++++ RECORD SET
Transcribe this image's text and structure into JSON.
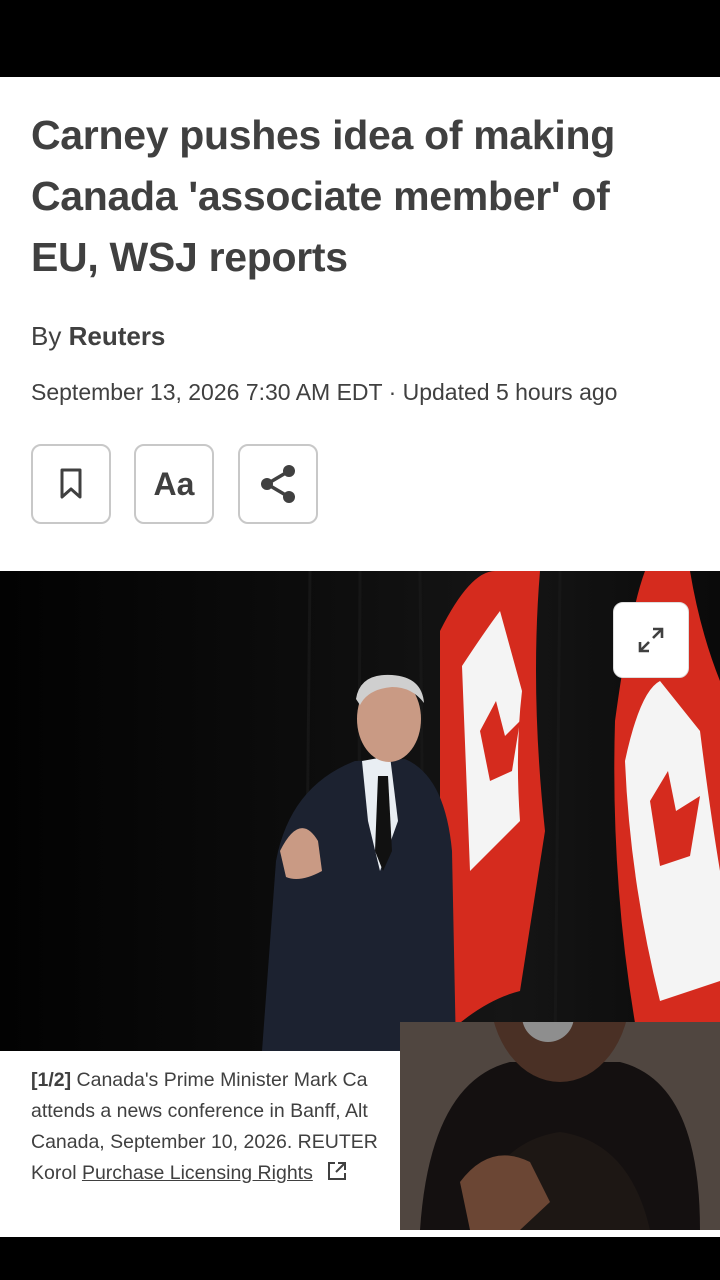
{
  "article": {
    "headline": "Carney pushes idea of making Canada 'associate member' of EU, WSJ reports",
    "byline_prefix": "By",
    "author": "Reuters",
    "dateline": "September 13, 2026 7:30 AM EDT · Updated 5 hours ago"
  },
  "toolbar": {
    "bookmark_icon": "bookmark-icon",
    "text_size_label": "Aa",
    "share_icon": "share-icon"
  },
  "photo": {
    "expand_icon": "expand-icon",
    "caption_index": "[1/2]",
    "caption_line1": "Canada's Prime Minister Mark Ca",
    "caption_line2": "attends a news conference in Banff, Alt",
    "caption_line3": "Canada, September 10, 2026. REUTER",
    "caption_line4": "Korol",
    "licensing_link": "Purchase Licensing Rights",
    "external_link_icon": "external-link-icon"
  },
  "overlay": {
    "type": "picture-in-picture video",
    "content": "woman holding a microphone"
  },
  "colors": {
    "text": "#404040",
    "button_border": "#c8c8c8",
    "flag_red": "#d52b1e"
  }
}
++++++++
Give the number of lines in the records above that contain the word "Canada". Reply with that number alone.

• _COMPLETED EXERCISE_: 3